Your objective — Work out how many lines in the listing below include the word "intubated"; answer with the number alone.

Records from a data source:

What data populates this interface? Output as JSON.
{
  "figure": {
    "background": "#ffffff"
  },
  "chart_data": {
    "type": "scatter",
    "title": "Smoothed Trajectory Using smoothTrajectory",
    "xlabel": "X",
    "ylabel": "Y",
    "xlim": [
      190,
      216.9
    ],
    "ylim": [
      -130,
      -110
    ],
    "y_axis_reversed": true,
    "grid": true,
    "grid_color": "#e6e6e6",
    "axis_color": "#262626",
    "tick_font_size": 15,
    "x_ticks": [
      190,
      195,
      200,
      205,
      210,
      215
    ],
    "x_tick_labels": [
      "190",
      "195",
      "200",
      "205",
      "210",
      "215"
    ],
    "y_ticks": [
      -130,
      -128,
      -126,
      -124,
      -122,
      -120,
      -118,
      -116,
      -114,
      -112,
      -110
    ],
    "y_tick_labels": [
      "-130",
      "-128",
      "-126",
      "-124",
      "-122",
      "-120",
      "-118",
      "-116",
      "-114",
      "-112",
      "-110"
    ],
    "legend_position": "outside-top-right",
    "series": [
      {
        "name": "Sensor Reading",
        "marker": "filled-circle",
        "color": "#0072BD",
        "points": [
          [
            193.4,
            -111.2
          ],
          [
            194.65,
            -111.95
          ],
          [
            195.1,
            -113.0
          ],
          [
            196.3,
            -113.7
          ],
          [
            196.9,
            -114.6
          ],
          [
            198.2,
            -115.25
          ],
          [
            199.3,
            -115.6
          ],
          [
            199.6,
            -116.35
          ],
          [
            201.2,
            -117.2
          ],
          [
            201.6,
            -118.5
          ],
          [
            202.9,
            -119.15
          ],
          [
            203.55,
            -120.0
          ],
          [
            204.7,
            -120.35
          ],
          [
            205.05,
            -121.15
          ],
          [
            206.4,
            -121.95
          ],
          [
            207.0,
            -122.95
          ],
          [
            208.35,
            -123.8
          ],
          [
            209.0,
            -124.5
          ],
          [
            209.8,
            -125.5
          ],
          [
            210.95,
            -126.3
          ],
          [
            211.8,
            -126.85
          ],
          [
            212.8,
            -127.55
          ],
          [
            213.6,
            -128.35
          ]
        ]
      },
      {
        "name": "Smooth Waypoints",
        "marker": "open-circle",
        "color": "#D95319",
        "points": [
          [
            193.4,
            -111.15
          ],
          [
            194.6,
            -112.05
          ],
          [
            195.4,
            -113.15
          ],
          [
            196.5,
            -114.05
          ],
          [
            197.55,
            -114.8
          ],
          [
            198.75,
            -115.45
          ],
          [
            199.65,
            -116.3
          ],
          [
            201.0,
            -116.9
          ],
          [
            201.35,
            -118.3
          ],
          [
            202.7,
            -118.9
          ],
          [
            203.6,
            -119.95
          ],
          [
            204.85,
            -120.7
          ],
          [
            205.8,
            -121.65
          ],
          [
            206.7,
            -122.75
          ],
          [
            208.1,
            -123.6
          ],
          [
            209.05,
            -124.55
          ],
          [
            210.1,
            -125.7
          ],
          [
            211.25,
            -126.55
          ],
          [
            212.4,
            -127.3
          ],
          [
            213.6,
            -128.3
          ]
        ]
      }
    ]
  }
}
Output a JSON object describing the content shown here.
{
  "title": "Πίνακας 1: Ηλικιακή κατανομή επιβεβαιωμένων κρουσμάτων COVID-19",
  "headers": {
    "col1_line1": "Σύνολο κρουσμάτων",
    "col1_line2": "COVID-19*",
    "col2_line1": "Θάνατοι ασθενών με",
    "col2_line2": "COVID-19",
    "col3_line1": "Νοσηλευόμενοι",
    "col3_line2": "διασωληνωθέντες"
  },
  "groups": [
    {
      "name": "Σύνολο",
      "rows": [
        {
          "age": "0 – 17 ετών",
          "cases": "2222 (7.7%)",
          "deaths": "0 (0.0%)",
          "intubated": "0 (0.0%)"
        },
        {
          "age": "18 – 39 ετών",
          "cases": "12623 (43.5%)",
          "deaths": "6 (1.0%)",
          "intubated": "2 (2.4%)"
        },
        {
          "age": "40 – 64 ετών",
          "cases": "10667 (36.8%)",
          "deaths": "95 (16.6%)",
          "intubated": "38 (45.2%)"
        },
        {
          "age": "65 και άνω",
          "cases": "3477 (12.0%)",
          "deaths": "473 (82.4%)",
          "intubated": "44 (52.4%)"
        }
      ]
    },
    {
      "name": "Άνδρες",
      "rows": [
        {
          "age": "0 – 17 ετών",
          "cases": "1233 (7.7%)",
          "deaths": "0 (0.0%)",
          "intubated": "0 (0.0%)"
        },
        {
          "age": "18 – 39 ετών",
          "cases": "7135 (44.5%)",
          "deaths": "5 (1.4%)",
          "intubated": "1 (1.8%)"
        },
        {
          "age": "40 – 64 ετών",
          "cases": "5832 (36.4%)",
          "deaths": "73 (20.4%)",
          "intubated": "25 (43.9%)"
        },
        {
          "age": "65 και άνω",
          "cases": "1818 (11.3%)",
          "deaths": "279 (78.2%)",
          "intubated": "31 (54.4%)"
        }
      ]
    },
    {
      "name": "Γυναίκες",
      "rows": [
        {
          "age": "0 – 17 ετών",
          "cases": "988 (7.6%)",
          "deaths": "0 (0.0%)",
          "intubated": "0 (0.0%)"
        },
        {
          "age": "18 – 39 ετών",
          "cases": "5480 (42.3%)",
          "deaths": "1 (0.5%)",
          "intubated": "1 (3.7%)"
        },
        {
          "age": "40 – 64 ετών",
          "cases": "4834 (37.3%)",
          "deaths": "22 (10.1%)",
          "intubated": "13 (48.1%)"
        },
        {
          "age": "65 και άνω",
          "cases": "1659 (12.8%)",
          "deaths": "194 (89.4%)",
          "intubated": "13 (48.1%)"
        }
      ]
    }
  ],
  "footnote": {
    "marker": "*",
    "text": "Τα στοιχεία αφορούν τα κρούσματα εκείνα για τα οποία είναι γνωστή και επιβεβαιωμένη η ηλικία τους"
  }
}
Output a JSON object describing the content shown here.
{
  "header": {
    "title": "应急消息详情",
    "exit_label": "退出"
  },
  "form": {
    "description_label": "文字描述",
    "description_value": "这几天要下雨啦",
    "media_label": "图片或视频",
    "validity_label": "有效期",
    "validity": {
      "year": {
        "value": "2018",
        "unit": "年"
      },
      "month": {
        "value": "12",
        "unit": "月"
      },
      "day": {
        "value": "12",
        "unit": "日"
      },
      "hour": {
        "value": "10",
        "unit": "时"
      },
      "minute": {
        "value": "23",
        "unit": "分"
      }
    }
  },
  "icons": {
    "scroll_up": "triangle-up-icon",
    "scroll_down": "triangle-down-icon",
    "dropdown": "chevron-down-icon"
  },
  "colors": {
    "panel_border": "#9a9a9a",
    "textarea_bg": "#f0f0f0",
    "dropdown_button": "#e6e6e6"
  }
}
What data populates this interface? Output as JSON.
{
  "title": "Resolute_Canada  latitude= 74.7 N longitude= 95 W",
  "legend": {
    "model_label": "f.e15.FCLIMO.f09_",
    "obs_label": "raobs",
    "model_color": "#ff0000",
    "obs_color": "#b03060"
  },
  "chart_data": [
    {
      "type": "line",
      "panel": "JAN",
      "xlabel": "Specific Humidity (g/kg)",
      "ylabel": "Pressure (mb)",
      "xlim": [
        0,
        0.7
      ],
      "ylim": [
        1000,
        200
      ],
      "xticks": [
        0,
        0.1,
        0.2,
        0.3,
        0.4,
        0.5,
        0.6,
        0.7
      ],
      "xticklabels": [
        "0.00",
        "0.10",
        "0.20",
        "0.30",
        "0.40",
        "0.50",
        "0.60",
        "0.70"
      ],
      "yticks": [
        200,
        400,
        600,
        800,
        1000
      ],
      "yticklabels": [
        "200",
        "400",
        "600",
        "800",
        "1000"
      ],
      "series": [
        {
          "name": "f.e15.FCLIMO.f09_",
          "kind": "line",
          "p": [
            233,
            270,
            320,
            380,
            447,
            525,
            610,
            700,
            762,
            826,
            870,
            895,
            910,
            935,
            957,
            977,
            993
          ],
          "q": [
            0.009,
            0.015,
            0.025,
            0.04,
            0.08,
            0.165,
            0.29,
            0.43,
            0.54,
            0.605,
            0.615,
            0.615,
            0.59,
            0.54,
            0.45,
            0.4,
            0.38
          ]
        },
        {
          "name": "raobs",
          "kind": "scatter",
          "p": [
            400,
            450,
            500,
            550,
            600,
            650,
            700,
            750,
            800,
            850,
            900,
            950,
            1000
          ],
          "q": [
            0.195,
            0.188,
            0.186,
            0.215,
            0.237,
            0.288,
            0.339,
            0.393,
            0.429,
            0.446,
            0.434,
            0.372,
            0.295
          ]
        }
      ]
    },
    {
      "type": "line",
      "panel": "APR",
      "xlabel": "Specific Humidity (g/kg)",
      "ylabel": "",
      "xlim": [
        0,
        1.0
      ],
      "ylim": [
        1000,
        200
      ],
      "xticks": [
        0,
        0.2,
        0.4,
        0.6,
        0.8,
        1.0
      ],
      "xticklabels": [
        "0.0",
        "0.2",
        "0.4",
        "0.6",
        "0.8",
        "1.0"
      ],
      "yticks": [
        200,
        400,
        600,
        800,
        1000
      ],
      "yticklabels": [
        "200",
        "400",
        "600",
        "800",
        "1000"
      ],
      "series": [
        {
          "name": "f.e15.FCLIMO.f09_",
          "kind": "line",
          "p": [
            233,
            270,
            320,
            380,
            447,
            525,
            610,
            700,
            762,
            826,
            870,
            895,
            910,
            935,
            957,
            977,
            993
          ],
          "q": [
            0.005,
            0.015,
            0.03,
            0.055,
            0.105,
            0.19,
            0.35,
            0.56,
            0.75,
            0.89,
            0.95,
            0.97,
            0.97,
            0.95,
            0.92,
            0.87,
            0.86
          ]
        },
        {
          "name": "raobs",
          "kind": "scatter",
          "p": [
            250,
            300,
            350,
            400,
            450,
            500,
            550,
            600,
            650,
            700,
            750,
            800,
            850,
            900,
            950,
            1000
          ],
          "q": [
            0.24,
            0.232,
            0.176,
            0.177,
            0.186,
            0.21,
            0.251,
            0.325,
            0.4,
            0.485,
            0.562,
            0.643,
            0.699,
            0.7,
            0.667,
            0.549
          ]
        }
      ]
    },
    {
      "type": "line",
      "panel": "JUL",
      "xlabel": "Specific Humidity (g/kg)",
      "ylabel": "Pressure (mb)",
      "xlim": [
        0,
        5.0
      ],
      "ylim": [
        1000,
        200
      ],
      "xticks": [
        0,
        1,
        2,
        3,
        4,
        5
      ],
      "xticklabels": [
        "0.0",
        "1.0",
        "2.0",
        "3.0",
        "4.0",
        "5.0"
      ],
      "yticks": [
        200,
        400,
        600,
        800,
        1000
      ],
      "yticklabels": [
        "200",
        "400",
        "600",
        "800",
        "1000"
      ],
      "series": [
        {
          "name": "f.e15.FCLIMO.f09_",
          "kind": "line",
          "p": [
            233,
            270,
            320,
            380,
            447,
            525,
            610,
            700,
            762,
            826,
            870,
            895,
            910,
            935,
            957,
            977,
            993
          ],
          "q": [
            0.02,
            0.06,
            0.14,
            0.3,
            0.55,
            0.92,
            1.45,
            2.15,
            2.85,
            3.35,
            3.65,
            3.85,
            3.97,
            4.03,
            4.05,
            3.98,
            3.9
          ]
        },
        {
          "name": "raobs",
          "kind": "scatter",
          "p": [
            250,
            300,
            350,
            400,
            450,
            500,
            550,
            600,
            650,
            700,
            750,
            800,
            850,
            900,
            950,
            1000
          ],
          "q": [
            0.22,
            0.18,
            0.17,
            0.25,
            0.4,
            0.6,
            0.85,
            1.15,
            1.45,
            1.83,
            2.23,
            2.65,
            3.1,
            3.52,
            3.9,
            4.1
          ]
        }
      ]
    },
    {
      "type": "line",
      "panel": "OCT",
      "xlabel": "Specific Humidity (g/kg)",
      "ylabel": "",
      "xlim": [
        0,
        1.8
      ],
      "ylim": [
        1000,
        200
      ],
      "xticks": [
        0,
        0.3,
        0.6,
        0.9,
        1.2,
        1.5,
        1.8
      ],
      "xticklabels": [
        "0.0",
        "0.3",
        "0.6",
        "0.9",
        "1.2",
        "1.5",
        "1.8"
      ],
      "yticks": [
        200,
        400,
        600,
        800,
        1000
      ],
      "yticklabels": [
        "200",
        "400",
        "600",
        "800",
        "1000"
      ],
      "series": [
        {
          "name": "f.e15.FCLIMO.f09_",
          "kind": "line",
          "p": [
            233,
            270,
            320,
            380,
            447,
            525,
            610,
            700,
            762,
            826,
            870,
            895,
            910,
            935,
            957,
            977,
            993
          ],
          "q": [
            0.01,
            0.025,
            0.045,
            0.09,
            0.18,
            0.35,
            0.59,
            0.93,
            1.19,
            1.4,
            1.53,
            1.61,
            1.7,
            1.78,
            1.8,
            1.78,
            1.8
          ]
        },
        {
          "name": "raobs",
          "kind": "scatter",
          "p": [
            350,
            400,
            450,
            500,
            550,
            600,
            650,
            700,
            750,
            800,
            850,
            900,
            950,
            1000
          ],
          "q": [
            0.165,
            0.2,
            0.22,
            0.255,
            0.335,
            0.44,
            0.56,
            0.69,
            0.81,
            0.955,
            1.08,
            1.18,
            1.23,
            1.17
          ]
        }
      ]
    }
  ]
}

Finished answer — 12